INSTRUCTION
Retype the listing that follows, word for word.

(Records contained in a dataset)
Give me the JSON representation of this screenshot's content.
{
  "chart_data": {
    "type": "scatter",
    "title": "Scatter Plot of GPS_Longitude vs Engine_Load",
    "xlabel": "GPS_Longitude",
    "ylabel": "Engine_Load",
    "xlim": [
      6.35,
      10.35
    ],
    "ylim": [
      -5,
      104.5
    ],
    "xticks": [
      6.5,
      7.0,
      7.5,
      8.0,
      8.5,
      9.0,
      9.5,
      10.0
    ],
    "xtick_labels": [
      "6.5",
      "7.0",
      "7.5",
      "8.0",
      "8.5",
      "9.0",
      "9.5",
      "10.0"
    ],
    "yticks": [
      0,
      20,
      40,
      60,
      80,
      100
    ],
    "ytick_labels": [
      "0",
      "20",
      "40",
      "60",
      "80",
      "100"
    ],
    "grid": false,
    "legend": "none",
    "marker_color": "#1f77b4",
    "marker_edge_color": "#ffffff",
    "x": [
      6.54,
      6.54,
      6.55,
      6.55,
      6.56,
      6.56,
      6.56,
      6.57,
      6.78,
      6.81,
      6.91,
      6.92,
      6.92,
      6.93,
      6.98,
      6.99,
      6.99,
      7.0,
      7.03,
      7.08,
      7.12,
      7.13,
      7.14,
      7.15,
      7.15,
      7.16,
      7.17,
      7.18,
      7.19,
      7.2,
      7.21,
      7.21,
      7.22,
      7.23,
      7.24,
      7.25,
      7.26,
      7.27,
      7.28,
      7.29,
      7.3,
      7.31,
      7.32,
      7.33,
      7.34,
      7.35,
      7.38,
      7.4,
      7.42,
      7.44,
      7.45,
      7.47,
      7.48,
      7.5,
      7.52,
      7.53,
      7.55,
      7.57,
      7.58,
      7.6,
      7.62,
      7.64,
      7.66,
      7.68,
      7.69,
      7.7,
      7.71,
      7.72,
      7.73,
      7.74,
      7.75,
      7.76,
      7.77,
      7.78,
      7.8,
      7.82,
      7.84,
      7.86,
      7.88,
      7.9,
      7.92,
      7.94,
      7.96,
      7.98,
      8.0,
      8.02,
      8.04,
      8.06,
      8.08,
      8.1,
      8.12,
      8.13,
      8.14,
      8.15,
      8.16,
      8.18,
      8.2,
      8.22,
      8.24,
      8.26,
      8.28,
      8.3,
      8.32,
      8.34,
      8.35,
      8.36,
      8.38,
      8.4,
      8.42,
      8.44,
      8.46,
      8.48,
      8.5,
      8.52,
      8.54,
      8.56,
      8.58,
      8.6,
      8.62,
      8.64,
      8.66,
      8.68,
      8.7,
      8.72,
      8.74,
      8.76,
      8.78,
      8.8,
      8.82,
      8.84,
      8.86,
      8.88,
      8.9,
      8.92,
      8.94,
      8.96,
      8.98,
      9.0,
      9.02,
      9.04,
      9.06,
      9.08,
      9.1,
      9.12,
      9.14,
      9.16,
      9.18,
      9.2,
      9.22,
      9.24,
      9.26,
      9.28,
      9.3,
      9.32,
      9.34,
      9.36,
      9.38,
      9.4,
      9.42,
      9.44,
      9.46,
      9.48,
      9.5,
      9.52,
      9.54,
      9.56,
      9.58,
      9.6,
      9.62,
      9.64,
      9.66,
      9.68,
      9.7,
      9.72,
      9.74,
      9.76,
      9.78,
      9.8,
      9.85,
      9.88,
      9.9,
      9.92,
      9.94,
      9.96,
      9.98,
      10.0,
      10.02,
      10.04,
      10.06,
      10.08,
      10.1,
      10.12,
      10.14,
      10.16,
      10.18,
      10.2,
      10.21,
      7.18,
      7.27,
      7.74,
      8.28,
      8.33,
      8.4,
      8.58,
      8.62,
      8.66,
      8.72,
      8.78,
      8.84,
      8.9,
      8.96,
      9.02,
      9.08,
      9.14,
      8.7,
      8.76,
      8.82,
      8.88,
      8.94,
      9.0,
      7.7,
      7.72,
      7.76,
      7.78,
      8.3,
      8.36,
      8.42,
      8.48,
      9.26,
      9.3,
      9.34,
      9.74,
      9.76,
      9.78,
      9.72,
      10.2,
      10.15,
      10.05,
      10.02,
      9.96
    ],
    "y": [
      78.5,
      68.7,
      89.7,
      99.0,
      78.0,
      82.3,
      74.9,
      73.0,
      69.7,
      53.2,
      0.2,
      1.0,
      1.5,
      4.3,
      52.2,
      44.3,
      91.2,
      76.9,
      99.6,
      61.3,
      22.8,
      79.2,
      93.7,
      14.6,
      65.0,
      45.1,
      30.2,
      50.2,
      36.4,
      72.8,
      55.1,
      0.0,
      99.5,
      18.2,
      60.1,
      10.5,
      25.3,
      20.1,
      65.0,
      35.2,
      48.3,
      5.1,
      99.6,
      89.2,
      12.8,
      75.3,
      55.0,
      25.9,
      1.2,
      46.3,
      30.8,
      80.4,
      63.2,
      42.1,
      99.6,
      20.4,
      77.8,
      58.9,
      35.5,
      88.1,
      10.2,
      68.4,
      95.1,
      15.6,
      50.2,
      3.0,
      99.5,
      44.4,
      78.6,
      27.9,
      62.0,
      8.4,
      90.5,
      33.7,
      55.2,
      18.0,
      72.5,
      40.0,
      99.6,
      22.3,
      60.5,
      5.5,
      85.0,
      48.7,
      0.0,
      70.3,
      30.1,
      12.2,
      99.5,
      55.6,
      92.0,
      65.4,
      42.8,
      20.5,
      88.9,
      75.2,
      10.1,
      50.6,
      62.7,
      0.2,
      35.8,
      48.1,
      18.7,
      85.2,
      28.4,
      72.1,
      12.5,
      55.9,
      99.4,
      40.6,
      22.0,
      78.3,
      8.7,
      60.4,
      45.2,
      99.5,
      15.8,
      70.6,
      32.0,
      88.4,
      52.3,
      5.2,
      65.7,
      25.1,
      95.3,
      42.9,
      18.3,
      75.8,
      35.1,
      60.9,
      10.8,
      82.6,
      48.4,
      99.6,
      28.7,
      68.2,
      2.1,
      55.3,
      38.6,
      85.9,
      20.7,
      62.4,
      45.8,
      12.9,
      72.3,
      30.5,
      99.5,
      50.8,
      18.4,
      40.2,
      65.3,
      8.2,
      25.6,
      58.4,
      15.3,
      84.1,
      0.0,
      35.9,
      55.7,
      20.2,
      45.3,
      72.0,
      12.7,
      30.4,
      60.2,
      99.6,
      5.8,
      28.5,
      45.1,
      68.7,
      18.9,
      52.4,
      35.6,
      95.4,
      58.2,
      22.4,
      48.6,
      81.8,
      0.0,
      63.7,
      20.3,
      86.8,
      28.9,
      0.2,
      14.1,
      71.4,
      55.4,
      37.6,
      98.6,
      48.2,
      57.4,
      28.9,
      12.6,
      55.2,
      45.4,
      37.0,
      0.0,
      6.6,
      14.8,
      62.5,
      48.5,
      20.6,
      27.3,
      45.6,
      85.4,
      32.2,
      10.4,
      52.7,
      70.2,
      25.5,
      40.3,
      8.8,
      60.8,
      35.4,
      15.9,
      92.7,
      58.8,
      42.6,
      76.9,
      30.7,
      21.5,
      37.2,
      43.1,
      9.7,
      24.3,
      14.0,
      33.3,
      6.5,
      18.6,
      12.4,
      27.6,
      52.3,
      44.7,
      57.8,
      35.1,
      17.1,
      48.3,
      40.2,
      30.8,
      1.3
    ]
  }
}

RESULT FOR THIS EXERCISE
Give me the JSON representation of this screenshot's content.
{
  "chart_data": {
    "type": "scatter",
    "title": "Scatter Plot of GPS_Longitude vs Engine_Load",
    "xlabel": "GPS_Longitude",
    "ylabel": "Engine_Load",
    "xlim": [
      6.35,
      10.35
    ],
    "ylim": [
      -5,
      104.5
    ],
    "xticks": [
      6.5,
      7.0,
      7.5,
      8.0,
      8.5,
      9.0,
      9.5,
      10.0
    ],
    "xtick_labels": [
      "6.5",
      "7.0",
      "7.5",
      "8.0",
      "8.5",
      "9.0",
      "9.5",
      "10.0"
    ],
    "yticks": [
      0,
      20,
      40,
      60,
      80,
      100
    ],
    "ytick_labels": [
      "0",
      "20",
      "40",
      "60",
      "80",
      "100"
    ],
    "grid": false,
    "legend": "none",
    "marker_color": "#1f77b4",
    "marker_edge_color": "#ffffff",
    "x": [
      6.54,
      6.54,
      6.55,
      6.55,
      6.56,
      6.56,
      6.56,
      6.57,
      6.78,
      6.81,
      6.91,
      6.92,
      6.92,
      6.93,
      6.98,
      6.99,
      6.99,
      7.0,
      7.03,
      7.08,
      7.12,
      7.13,
      7.14,
      7.15,
      7.15,
      7.16,
      7.17,
      7.18,
      7.19,
      7.2,
      7.21,
      7.21,
      7.22,
      7.23,
      7.24,
      7.25,
      7.26,
      7.27,
      7.28,
      7.29,
      7.3,
      7.31,
      7.32,
      7.33,
      7.34,
      7.35,
      7.38,
      7.4,
      7.42,
      7.44,
      7.45,
      7.47,
      7.48,
      7.5,
      7.52,
      7.53,
      7.55,
      7.57,
      7.58,
      7.6,
      7.62,
      7.64,
      7.66,
      7.68,
      7.69,
      7.7,
      7.71,
      7.72,
      7.73,
      7.74,
      7.75,
      7.76,
      7.77,
      7.78,
      7.8,
      7.82,
      7.84,
      7.86,
      7.88,
      7.9,
      7.92,
      7.94,
      7.96,
      7.98,
      8.0,
      8.02,
      8.04,
      8.06,
      8.08,
      8.1,
      8.12,
      8.13,
      8.14,
      8.15,
      8.16,
      8.18,
      8.2,
      8.22,
      8.24,
      8.26,
      8.28,
      8.3,
      8.32,
      8.34,
      8.35,
      8.36,
      8.38,
      8.4,
      8.42,
      8.44,
      8.46,
      8.48,
      8.5,
      8.52,
      8.54,
      8.56,
      8.58,
      8.6,
      8.62,
      8.64,
      8.66,
      8.68,
      8.7,
      8.72,
      8.74,
      8.76,
      8.78,
      8.8,
      8.82,
      8.84,
      8.86,
      8.88,
      8.9,
      8.92,
      8.94,
      8.96,
      8.98,
      9.0,
      9.02,
      9.04,
      9.06,
      9.08,
      9.1,
      9.12,
      9.14,
      9.16,
      9.18,
      9.2,
      9.22,
      9.24,
      9.26,
      9.28,
      9.3,
      9.32,
      9.34,
      9.36,
      9.38,
      9.4,
      9.42,
      9.44,
      9.46,
      9.48,
      9.5,
      9.52,
      9.54,
      9.56,
      9.58,
      9.6,
      9.62,
      9.64,
      9.66,
      9.68,
      9.7,
      9.72,
      9.74,
      9.76,
      9.78,
      9.8,
      9.85,
      9.88,
      9.9,
      9.92,
      9.94,
      9.96,
      9.98,
      10.0,
      10.02,
      10.04,
      10.06,
      10.08,
      10.1,
      10.12,
      10.14,
      10.16,
      10.18,
      10.2,
      10.21,
      7.18,
      7.27,
      7.74,
      8.28,
      8.33,
      8.4,
      8.58,
      8.62,
      8.66,
      8.72,
      8.78,
      8.84,
      8.9,
      8.96,
      9.02,
      9.08,
      9.14,
      8.7,
      8.76,
      8.82,
      8.88,
      8.94,
      9.0,
      7.7,
      7.72,
      7.76,
      7.78,
      8.3,
      8.36,
      8.42,
      8.48,
      9.26,
      9.3,
      9.34,
      9.74,
      9.76,
      9.78,
      9.72,
      10.2,
      10.15,
      10.05,
      10.02,
      9.96
    ],
    "y": [
      78.5,
      68.7,
      89.7,
      99.0,
      78.0,
      82.3,
      74.9,
      73.0,
      69.7,
      53.2,
      0.2,
      1.0,
      1.5,
      4.3,
      52.2,
      44.3,
      91.2,
      76.9,
      99.6,
      61.3,
      22.8,
      79.2,
      93.7,
      14.6,
      65.0,
      45.1,
      30.2,
      50.2,
      36.4,
      72.8,
      55.1,
      0.0,
      99.5,
      18.2,
      60.1,
      10.5,
      25.3,
      20.1,
      65.0,
      35.2,
      48.3,
      5.1,
      99.6,
      89.2,
      12.8,
      75.3,
      55.0,
      25.9,
      1.2,
      46.3,
      30.8,
      80.4,
      63.2,
      42.1,
      99.6,
      20.4,
      77.8,
      58.9,
      35.5,
      88.1,
      10.2,
      68.4,
      95.1,
      15.6,
      50.2,
      3.0,
      99.5,
      44.4,
      78.6,
      27.9,
      62.0,
      8.4,
      90.5,
      33.7,
      55.2,
      18.0,
      72.5,
      40.0,
      99.6,
      22.3,
      60.5,
      5.5,
      85.0,
      48.7,
      0.0,
      70.3,
      30.1,
      12.2,
      99.5,
      55.6,
      92.0,
      65.4,
      42.8,
      20.5,
      88.9,
      75.2,
      10.1,
      50.6,
      62.7,
      0.2,
      35.8,
      48.1,
      18.7,
      85.2,
      28.4,
      72.1,
      12.5,
      55.9,
      99.4,
      40.6,
      22.0,
      78.3,
      8.7,
      60.4,
      45.2,
      99.5,
      15.8,
      70.6,
      32.0,
      88.4,
      52.3,
      5.2,
      65.7,
      25.1,
      95.3,
      42.9,
      18.3,
      75.8,
      35.1,
      60.9,
      10.8,
      82.6,
      48.4,
      99.6,
      28.7,
      68.2,
      2.1,
      55.3,
      38.6,
      85.9,
      20.7,
      62.4,
      45.8,
      12.9,
      72.3,
      30.5,
      99.5,
      50.8,
      18.4,
      40.2,
      65.3,
      8.2,
      25.6,
      58.4,
      15.3,
      84.1,
      0.0,
      35.9,
      55.7,
      20.2,
      45.3,
      72.0,
      12.7,
      30.4,
      60.2,
      99.6,
      5.8,
      28.5,
      45.1,
      68.7,
      18.9,
      52.4,
      35.6,
      95.4,
      58.2,
      22.4,
      48.6,
      81.8,
      0.0,
      63.7,
      20.3,
      86.8,
      28.9,
      0.2,
      14.1,
      71.4,
      55.4,
      37.6,
      98.6,
      48.2,
      57.4,
      28.9,
      12.6,
      55.2,
      45.4,
      37.0,
      0.0,
      6.6,
      14.8,
      62.5,
      48.5,
      20.6,
      27.3,
      45.6,
      85.4,
      32.2,
      10.4,
      52.7,
      70.2,
      25.5,
      40.3,
      8.8,
      60.8,
      35.4,
      15.9,
      92.7,
      58.8,
      42.6,
      76.9,
      30.7,
      21.5,
      37.2,
      43.1,
      9.7,
      24.3,
      14.0,
      33.3,
      6.5,
      18.6,
      12.4,
      27.6,
      52.3,
      44.7,
      57.8,
      35.1,
      17.1,
      48.3,
      40.2,
      30.8,
      1.3
    ]
  }
}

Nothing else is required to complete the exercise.